▶ **Task brief**:
Wherever the string "prudence" turns up in the data, copy the whole line.

[Transcript data for document pages]
__________________________________________________

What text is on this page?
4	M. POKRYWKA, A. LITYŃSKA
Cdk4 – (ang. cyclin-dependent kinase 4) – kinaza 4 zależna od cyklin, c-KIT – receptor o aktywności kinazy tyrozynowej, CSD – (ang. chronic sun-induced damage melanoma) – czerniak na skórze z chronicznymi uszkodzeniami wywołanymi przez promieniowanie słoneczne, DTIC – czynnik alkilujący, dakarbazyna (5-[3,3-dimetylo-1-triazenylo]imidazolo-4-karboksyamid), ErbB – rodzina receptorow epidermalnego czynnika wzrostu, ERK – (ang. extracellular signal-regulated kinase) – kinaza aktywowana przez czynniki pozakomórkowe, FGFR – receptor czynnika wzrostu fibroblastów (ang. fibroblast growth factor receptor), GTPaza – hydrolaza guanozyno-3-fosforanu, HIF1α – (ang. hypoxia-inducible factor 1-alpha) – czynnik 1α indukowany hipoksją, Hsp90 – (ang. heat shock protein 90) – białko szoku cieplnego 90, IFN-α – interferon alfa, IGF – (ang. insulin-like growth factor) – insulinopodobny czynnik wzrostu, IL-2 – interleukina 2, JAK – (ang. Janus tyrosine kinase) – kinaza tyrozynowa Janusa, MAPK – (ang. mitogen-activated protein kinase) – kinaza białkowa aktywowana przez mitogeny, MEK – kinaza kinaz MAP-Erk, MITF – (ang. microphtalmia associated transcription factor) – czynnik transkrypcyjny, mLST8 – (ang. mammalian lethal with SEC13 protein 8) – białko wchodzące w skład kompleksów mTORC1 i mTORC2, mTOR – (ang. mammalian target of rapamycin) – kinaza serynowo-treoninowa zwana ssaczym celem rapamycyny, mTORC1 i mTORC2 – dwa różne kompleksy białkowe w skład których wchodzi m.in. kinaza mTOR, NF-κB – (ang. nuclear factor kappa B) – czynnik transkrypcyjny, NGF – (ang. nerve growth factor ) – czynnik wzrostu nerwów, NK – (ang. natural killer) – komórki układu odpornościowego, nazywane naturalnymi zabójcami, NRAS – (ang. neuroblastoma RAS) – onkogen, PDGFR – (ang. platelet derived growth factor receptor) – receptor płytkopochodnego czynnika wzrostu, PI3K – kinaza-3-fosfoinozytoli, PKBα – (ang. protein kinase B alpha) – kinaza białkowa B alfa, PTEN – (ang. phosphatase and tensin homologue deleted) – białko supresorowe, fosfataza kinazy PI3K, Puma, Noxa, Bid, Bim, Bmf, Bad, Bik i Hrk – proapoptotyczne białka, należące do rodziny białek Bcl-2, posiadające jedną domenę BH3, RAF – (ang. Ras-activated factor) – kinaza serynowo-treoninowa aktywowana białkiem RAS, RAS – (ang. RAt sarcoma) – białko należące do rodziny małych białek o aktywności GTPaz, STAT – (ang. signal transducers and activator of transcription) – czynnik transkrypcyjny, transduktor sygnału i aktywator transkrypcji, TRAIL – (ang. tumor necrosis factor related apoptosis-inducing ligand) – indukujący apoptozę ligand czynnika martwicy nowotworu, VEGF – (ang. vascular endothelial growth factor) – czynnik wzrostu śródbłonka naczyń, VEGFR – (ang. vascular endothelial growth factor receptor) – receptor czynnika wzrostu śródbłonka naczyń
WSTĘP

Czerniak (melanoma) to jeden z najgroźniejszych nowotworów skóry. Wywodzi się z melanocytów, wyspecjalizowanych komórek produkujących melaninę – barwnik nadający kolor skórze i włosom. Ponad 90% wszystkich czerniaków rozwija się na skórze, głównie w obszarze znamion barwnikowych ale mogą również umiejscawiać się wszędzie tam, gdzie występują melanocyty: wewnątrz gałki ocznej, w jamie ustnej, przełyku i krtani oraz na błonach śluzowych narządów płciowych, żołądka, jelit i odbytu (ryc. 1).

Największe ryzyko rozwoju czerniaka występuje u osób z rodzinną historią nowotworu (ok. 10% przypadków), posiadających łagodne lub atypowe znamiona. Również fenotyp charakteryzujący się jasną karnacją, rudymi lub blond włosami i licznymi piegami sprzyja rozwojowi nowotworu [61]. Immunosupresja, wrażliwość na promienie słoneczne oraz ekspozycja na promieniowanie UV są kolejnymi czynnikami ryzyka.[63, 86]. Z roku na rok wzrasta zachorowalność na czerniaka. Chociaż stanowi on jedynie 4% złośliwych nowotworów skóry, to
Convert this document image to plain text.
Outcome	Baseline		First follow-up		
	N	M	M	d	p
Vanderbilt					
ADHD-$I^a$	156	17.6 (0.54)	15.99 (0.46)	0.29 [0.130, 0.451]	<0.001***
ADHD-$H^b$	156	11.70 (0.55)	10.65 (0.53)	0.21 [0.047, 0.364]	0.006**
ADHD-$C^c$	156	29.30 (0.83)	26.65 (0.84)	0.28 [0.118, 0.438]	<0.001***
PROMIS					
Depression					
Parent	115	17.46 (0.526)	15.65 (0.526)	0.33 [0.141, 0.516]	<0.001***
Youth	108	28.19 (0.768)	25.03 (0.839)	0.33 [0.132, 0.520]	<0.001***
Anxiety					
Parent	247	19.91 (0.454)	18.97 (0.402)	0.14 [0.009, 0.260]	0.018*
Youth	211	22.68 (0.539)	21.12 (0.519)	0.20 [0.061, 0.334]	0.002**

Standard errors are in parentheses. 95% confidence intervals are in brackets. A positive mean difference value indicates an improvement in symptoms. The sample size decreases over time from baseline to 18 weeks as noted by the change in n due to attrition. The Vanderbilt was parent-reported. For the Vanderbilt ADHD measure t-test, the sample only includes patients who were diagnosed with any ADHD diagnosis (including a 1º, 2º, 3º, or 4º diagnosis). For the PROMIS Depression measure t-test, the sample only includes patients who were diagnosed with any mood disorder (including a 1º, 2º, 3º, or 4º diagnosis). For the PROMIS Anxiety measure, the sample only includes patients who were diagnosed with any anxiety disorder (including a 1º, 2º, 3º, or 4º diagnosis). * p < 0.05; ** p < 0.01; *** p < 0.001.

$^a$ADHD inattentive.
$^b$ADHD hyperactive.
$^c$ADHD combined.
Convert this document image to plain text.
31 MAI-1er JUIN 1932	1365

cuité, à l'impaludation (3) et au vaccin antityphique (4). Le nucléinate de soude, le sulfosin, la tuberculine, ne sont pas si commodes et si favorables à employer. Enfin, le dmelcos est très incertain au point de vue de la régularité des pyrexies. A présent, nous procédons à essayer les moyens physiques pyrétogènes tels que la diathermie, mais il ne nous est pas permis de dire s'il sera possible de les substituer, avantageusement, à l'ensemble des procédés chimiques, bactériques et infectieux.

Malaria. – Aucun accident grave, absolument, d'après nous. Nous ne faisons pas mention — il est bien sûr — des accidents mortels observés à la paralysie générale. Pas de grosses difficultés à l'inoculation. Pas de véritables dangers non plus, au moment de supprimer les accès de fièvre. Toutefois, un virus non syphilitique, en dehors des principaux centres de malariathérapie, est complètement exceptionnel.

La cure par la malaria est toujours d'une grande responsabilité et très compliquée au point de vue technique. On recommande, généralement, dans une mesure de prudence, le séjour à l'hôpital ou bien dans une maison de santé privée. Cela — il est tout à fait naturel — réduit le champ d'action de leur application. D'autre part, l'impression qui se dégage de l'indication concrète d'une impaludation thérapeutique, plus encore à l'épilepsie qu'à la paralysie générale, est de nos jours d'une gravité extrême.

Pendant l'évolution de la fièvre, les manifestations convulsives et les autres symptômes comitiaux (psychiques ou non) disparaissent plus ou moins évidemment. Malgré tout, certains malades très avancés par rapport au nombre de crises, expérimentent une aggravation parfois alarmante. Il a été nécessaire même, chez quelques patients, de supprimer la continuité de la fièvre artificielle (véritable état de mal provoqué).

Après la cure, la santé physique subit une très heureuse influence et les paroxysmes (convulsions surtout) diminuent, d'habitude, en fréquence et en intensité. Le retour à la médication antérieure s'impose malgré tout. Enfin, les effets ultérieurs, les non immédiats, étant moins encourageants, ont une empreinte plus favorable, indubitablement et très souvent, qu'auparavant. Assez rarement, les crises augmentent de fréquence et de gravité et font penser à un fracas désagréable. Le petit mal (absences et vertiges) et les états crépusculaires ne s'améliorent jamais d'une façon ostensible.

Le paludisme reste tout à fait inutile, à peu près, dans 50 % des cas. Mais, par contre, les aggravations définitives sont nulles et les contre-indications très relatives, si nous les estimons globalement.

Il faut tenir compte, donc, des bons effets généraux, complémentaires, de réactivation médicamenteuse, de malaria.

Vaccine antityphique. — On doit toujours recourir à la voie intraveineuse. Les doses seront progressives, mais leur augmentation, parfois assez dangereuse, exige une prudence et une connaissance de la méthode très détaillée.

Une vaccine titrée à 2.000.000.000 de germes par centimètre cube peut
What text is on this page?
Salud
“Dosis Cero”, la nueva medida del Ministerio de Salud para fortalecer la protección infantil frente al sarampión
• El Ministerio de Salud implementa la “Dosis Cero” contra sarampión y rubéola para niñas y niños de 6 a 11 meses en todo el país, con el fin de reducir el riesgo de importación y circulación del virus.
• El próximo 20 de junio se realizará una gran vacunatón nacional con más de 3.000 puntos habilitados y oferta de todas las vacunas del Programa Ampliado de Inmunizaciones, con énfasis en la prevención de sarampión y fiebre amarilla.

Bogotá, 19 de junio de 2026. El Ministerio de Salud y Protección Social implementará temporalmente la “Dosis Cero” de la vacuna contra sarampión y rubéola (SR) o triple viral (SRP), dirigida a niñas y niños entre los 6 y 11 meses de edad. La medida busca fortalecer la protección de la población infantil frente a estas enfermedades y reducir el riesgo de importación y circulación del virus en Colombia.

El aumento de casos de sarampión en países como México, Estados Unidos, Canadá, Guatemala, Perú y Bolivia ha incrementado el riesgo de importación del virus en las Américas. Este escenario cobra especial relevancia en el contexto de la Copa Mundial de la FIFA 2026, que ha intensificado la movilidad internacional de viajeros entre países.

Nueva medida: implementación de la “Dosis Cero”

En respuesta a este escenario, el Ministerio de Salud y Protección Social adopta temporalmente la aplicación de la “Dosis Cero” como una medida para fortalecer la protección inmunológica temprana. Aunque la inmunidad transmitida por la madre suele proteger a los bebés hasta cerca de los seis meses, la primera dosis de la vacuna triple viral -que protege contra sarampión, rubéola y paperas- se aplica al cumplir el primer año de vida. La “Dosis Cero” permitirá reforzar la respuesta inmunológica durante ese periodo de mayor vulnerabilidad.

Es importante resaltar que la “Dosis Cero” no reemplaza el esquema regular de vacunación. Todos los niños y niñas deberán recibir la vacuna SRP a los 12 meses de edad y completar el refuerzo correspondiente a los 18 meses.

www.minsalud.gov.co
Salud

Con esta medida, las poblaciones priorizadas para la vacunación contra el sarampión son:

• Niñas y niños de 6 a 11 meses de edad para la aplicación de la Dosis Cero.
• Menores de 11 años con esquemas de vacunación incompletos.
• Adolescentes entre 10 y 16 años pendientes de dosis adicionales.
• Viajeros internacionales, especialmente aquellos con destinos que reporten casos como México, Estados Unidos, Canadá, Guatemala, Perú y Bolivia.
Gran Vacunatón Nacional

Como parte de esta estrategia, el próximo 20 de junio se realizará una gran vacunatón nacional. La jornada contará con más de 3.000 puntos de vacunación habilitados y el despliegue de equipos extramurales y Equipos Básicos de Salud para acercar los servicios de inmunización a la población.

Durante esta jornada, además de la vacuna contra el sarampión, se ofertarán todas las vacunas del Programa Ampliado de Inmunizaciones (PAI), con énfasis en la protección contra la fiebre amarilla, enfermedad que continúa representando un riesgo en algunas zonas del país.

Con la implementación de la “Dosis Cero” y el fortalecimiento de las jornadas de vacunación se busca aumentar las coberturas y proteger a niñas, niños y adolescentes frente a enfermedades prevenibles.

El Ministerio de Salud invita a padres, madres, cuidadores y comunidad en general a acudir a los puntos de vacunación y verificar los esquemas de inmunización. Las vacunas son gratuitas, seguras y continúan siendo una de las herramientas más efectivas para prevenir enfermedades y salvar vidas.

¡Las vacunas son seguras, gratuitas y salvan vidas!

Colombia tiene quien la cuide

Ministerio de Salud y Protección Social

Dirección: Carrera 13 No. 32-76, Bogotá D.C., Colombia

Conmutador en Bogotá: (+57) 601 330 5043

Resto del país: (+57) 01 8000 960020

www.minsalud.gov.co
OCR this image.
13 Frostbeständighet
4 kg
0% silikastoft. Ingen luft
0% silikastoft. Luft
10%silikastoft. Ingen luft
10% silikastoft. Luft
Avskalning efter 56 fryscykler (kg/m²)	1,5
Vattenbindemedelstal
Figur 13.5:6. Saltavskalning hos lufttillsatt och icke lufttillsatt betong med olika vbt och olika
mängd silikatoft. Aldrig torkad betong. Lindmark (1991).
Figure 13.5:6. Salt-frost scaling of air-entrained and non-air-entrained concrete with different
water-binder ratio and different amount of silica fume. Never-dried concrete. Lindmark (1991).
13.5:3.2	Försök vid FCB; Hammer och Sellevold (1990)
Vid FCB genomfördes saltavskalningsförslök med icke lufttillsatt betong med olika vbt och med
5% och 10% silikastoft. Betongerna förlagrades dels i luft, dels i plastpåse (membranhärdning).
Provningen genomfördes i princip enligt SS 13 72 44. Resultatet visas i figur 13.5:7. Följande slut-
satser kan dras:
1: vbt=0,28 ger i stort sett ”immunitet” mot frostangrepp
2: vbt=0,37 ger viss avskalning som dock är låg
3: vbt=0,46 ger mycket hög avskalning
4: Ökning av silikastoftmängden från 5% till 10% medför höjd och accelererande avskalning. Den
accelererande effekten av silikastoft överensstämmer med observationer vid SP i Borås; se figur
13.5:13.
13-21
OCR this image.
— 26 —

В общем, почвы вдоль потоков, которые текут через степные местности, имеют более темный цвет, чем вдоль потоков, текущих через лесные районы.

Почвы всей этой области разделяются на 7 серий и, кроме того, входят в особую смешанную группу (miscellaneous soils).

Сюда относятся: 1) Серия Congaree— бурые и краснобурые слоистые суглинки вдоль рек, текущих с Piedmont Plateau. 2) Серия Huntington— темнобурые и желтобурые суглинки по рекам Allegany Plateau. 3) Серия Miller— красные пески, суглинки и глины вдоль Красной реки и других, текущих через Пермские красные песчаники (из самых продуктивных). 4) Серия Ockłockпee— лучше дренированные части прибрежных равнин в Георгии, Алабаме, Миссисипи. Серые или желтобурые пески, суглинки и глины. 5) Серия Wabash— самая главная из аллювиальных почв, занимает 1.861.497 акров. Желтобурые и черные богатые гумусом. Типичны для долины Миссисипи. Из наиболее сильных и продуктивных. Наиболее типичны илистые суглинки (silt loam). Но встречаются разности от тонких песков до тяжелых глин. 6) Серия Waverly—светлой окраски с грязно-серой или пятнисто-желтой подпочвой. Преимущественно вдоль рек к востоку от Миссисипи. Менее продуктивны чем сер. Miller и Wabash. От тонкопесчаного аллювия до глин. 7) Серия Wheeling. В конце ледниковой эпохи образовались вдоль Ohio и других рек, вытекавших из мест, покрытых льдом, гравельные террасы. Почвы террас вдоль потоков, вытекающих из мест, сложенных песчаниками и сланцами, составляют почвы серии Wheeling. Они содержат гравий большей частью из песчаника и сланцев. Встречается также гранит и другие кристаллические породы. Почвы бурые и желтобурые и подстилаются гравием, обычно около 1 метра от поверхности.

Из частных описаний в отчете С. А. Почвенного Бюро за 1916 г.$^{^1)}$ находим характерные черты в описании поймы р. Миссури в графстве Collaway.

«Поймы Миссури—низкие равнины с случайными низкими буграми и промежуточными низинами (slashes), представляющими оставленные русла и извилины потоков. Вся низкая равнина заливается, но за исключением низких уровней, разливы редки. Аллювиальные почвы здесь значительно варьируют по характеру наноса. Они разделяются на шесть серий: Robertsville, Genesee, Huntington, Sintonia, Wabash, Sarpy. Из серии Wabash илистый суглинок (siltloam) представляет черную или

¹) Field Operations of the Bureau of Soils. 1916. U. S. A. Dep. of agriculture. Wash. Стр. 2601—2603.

__________________________________________________

▶ **Task output**:
La cure par la malaria est toujours d'une grande responsabilité et très compliquée au point de vue technique. On recommande, généralement, dans une mesure de prudence, le séjour à l'hôpital ou bien dans une maison de santé privée. Cela — il est tout à fait naturel — réduit le champ d'action de leur application. D'autre part, l'impression qui se dégage de l'indication concrète d'une impaludation thérapeutique, plus encore à l'épilepsie qu'à la paralysie générale, est de nos jours d'une gravité extrême.
Vaccine antityphique. — On doit toujours recourir à la voie intraveineuse. Les doses seront progressives, mais leur augmentation, parfois assez dangereuse, exige une prudence et une connaissance de la méthode très détaillée.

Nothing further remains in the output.